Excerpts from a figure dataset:

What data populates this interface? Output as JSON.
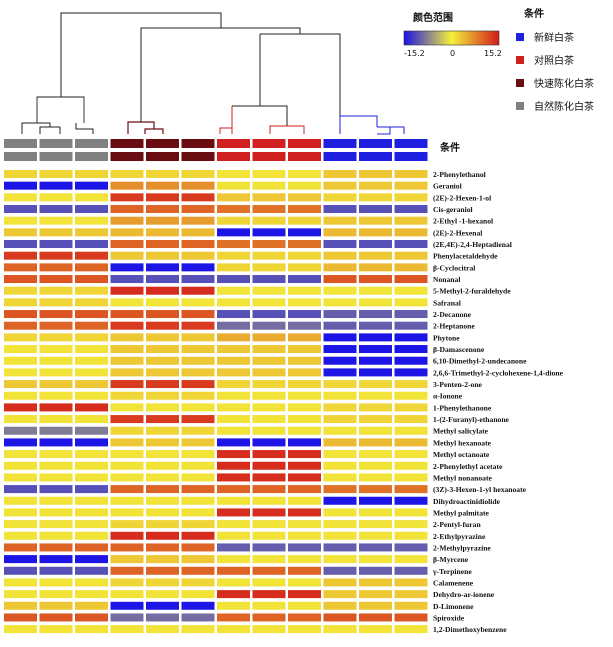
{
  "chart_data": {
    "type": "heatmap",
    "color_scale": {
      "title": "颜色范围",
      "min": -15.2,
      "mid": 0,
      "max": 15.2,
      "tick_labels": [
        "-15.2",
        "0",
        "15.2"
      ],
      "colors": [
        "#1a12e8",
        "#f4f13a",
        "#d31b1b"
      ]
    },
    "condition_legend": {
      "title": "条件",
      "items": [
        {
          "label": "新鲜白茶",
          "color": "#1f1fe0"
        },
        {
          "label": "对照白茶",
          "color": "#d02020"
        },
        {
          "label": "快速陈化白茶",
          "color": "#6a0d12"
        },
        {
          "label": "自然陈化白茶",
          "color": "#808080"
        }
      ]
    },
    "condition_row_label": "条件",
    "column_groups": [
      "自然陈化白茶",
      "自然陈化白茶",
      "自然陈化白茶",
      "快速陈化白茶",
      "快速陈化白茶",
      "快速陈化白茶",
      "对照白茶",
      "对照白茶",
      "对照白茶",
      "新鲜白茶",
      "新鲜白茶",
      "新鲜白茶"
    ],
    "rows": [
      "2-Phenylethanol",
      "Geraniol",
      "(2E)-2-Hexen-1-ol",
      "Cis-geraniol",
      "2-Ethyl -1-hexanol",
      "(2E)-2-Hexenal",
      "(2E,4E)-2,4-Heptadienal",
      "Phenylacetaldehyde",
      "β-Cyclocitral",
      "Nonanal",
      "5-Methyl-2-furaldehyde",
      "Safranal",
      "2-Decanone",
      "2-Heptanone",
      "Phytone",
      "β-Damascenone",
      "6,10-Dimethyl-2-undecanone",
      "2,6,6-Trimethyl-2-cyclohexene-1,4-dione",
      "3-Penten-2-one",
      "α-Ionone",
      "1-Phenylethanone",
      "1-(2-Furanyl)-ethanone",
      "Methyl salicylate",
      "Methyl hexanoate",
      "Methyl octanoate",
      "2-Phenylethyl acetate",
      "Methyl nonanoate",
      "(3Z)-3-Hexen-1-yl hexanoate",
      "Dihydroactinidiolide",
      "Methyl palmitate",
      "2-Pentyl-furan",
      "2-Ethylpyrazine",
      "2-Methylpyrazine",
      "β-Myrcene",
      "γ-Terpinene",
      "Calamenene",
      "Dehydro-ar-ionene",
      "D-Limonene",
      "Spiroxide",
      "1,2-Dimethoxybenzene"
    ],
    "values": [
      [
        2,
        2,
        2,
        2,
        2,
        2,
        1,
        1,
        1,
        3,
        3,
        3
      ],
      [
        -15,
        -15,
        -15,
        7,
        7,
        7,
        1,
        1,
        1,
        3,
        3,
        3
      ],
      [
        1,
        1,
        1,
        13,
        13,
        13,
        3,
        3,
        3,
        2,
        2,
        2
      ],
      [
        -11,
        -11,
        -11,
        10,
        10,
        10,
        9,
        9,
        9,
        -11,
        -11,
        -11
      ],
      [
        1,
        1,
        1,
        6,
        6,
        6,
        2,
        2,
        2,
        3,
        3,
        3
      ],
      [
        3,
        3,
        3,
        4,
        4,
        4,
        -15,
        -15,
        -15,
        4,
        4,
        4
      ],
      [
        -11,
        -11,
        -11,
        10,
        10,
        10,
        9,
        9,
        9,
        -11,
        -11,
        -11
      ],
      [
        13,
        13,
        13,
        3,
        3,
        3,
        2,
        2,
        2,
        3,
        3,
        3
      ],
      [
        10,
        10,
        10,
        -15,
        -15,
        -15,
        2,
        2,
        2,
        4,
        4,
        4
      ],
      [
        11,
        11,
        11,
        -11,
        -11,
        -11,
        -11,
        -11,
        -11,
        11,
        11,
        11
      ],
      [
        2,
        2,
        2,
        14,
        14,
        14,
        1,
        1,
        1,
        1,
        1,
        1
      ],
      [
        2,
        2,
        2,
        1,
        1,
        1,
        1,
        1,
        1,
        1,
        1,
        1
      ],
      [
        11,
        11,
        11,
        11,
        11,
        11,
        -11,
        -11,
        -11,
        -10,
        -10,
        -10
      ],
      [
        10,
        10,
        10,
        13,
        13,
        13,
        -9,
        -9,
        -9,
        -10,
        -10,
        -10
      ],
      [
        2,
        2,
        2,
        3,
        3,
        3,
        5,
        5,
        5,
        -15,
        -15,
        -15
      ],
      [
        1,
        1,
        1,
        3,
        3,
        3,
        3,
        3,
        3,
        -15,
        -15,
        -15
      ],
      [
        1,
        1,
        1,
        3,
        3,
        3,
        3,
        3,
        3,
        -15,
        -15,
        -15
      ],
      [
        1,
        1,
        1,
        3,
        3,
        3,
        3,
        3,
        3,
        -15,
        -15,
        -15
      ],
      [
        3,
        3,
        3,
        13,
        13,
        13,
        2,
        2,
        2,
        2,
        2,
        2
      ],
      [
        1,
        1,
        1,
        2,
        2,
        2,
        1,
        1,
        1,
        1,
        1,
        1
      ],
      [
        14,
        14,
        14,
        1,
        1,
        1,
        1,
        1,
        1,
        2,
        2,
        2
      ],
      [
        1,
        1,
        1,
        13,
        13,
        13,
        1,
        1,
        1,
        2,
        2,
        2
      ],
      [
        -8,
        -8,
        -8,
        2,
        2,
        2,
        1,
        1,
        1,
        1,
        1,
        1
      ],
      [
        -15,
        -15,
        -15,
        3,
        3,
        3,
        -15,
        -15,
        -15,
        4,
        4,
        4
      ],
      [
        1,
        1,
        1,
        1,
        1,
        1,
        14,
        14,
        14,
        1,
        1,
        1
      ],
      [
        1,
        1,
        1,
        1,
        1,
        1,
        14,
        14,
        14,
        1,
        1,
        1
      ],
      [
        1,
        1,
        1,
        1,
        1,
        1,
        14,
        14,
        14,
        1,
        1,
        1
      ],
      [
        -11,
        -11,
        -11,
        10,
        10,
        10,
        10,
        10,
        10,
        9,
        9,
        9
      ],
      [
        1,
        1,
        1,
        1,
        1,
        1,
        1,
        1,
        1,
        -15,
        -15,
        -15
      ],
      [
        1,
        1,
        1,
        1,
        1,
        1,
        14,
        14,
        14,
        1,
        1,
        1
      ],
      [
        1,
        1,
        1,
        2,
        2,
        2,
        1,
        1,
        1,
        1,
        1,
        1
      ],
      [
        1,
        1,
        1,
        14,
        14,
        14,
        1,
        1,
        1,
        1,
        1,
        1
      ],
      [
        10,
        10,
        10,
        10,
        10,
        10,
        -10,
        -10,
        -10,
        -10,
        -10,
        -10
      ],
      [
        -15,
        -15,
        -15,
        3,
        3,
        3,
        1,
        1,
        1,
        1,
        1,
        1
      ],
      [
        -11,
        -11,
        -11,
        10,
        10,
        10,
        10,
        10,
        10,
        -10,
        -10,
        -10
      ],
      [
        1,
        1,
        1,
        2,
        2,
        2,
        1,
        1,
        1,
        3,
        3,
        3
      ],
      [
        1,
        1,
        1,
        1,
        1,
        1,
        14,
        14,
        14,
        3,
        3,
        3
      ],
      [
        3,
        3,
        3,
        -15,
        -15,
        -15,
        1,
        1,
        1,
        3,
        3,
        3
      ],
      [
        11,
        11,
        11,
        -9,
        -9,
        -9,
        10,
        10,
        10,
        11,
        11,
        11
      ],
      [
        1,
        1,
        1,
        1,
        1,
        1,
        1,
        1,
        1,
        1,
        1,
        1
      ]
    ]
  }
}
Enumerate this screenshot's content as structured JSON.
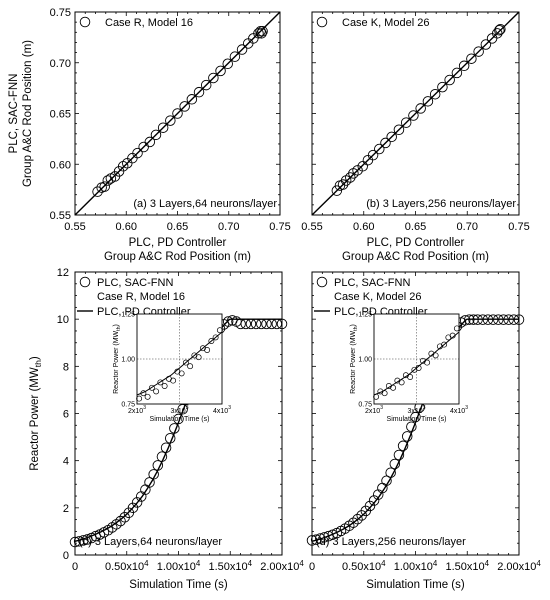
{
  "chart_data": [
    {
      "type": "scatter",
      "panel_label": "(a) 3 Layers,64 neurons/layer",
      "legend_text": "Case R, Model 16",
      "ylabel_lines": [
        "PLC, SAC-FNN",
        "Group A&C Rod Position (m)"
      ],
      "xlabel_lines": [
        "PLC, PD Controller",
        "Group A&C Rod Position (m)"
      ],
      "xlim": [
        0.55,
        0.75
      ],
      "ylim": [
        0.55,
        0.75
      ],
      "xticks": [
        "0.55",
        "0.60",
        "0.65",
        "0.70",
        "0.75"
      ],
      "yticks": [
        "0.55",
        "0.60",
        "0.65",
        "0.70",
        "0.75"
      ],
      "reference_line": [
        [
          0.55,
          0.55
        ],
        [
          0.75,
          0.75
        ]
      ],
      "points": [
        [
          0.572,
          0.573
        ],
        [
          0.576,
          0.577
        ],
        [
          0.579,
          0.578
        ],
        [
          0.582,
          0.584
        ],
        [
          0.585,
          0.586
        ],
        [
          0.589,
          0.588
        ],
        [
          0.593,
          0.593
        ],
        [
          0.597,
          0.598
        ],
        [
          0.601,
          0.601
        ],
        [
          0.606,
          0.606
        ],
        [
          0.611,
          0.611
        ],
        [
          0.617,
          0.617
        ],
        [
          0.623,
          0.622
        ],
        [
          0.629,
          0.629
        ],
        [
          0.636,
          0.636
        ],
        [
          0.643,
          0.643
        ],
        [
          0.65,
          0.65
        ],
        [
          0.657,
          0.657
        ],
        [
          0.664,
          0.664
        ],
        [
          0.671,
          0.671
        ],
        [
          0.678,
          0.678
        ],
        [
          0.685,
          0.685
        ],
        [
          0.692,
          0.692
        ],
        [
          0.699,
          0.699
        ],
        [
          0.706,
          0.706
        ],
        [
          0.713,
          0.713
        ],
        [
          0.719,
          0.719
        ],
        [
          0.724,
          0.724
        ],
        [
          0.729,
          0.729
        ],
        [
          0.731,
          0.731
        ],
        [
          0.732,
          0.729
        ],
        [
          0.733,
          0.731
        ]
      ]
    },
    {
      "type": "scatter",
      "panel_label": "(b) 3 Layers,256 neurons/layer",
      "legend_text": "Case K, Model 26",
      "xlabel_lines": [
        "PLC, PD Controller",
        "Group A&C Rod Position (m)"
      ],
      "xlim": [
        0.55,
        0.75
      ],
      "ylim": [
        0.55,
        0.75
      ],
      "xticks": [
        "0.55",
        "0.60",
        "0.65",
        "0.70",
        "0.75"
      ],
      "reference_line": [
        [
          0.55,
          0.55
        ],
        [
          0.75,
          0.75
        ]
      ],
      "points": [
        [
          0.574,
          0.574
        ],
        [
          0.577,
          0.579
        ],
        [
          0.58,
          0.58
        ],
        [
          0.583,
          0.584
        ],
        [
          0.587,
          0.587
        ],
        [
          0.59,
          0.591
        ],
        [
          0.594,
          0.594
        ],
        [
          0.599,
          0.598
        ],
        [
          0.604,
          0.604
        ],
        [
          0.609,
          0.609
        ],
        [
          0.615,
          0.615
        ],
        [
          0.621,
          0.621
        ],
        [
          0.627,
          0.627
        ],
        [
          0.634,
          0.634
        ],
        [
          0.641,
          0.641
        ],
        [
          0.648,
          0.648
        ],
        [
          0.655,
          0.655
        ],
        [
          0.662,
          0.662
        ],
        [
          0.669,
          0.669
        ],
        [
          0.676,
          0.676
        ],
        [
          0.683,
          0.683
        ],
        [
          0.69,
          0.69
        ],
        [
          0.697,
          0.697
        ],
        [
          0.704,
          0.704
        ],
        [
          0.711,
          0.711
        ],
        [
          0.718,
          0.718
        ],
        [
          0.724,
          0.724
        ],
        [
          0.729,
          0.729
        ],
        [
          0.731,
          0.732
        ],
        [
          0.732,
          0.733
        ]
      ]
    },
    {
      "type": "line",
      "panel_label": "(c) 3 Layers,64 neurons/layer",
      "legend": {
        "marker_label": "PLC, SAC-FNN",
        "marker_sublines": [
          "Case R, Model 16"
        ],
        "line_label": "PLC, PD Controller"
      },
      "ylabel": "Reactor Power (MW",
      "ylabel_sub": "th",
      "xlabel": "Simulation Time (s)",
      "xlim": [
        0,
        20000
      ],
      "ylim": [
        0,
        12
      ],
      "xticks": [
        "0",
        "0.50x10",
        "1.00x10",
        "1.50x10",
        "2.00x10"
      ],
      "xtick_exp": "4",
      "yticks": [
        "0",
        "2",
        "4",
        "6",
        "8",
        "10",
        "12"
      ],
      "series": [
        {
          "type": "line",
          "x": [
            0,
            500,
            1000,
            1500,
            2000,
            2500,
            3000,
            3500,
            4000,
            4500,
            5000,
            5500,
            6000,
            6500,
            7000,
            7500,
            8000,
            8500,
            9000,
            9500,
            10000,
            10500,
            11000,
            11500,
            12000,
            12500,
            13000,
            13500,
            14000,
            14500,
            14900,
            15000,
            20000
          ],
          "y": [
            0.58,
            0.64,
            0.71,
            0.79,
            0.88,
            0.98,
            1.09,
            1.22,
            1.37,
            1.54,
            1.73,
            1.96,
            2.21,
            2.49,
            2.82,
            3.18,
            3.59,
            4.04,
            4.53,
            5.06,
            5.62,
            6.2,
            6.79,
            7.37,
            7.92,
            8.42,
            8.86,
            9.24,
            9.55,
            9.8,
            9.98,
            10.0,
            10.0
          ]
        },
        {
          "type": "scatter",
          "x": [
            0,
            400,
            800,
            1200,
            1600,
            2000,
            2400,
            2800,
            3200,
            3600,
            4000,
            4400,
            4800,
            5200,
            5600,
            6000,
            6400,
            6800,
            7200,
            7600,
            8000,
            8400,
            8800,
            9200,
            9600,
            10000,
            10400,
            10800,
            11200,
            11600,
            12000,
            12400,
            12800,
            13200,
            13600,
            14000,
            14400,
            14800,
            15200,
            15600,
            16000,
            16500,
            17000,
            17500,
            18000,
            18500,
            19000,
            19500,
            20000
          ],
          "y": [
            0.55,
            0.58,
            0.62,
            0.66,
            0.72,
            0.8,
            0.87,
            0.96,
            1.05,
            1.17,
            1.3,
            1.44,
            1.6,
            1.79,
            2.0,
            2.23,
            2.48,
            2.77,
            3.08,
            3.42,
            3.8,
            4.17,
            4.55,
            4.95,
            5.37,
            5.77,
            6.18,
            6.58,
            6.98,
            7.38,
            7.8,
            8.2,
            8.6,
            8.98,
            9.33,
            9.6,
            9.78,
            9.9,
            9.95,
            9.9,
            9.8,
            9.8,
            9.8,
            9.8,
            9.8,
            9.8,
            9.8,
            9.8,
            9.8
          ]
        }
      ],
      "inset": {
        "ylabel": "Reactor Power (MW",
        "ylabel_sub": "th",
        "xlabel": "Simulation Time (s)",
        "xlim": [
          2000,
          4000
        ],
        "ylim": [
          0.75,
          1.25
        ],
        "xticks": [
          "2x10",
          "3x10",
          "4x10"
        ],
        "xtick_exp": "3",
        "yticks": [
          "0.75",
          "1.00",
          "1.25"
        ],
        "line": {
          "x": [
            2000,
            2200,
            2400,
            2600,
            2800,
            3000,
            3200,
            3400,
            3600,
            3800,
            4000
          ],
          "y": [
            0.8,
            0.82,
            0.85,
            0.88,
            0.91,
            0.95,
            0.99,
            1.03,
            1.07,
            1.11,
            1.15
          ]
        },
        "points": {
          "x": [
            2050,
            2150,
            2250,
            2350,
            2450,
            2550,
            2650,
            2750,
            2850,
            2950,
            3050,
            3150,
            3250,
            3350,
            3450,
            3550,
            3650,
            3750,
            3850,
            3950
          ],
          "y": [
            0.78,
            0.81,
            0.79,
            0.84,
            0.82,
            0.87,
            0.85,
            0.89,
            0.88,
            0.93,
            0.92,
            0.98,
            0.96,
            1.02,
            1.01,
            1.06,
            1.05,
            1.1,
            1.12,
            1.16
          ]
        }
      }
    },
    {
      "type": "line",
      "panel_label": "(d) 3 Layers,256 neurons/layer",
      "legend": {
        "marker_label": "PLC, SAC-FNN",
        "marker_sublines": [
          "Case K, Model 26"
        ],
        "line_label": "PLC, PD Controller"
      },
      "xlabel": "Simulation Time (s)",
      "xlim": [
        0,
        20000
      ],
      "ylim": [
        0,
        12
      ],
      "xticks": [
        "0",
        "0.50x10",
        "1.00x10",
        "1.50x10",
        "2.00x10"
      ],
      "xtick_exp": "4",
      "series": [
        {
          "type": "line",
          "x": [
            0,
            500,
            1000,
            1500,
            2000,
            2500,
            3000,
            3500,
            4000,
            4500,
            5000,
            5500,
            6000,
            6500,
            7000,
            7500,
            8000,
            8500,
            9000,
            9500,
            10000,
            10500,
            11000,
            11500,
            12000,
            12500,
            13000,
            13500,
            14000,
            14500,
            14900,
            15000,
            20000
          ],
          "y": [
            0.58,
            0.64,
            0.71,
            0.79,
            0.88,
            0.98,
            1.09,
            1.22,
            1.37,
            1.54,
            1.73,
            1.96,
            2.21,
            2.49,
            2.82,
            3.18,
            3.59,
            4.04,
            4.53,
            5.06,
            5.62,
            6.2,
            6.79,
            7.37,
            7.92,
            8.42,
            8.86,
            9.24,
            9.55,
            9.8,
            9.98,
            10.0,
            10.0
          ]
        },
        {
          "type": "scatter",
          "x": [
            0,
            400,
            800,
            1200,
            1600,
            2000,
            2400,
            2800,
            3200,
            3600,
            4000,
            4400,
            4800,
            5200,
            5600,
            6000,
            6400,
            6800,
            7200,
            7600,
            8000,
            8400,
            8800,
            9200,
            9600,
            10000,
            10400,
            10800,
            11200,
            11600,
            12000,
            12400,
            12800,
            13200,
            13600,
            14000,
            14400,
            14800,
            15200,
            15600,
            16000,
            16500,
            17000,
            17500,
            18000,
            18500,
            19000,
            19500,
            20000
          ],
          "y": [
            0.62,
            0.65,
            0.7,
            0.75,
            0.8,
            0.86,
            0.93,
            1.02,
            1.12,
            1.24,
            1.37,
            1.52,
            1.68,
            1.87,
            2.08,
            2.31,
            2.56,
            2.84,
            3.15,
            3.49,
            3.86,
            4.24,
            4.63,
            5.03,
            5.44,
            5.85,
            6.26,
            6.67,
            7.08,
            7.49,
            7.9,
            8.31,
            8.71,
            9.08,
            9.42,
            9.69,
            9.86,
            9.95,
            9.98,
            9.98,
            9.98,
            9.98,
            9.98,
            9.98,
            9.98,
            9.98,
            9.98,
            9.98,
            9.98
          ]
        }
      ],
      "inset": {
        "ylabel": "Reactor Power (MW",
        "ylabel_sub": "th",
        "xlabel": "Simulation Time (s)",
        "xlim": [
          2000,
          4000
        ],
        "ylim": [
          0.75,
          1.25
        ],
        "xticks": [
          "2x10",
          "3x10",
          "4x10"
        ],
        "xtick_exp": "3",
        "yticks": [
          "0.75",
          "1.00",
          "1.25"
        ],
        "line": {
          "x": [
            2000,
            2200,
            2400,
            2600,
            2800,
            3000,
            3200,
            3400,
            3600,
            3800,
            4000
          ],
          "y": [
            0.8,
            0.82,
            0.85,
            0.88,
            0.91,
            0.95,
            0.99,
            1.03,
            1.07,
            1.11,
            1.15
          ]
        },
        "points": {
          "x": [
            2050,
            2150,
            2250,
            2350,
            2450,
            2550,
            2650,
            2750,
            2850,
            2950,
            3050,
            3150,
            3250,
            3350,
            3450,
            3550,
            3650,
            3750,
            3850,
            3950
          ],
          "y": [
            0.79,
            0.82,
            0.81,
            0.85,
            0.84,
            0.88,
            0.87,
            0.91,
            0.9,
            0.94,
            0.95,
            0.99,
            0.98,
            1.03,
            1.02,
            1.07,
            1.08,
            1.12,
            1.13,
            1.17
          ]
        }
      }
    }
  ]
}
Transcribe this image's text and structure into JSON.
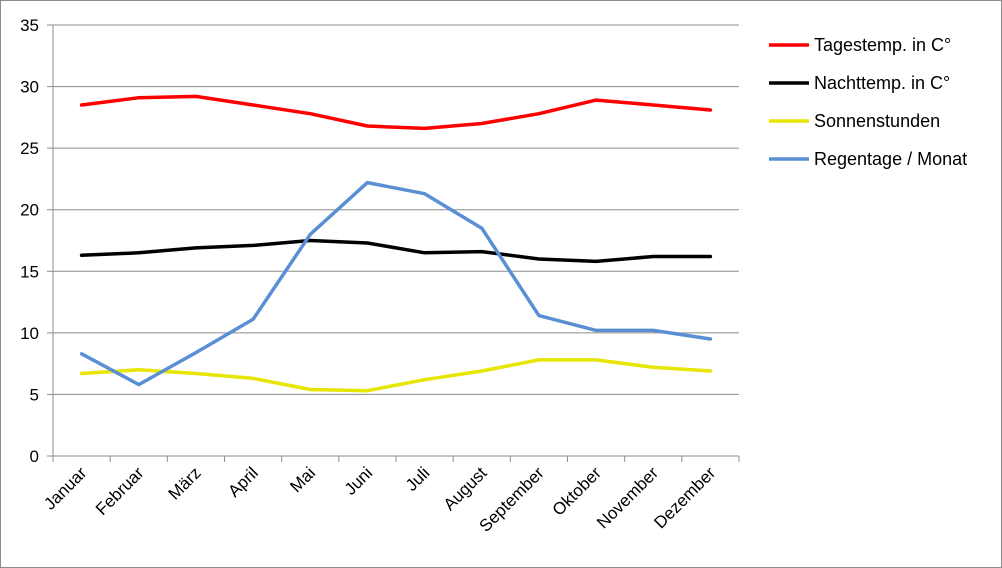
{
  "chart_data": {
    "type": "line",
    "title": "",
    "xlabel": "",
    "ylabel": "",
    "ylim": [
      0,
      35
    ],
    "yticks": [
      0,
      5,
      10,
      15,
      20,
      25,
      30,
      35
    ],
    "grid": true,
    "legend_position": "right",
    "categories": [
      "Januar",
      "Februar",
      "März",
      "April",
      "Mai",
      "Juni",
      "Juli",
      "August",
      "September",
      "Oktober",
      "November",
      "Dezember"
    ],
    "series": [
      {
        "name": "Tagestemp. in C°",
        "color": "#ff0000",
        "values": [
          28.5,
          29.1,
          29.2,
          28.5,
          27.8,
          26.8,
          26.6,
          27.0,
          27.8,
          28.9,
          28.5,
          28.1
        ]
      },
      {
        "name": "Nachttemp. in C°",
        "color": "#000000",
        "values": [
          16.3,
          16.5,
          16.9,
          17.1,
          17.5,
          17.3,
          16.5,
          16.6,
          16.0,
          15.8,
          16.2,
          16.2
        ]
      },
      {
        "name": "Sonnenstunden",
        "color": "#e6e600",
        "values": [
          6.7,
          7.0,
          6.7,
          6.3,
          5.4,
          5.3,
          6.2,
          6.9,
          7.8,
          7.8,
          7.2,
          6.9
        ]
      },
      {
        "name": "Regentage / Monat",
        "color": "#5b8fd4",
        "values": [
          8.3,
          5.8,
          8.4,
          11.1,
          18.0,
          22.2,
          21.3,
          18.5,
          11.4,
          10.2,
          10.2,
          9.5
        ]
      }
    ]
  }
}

WRITTEN EXERCISE: Within the data above, pick out all lines holding the word "JSON".

WRITTEN REPLY:
What data populates this interface? Output as JSON.
Enumerate this screenshot's content as structured JSON.
Transcribe this image's text and structure into JSON.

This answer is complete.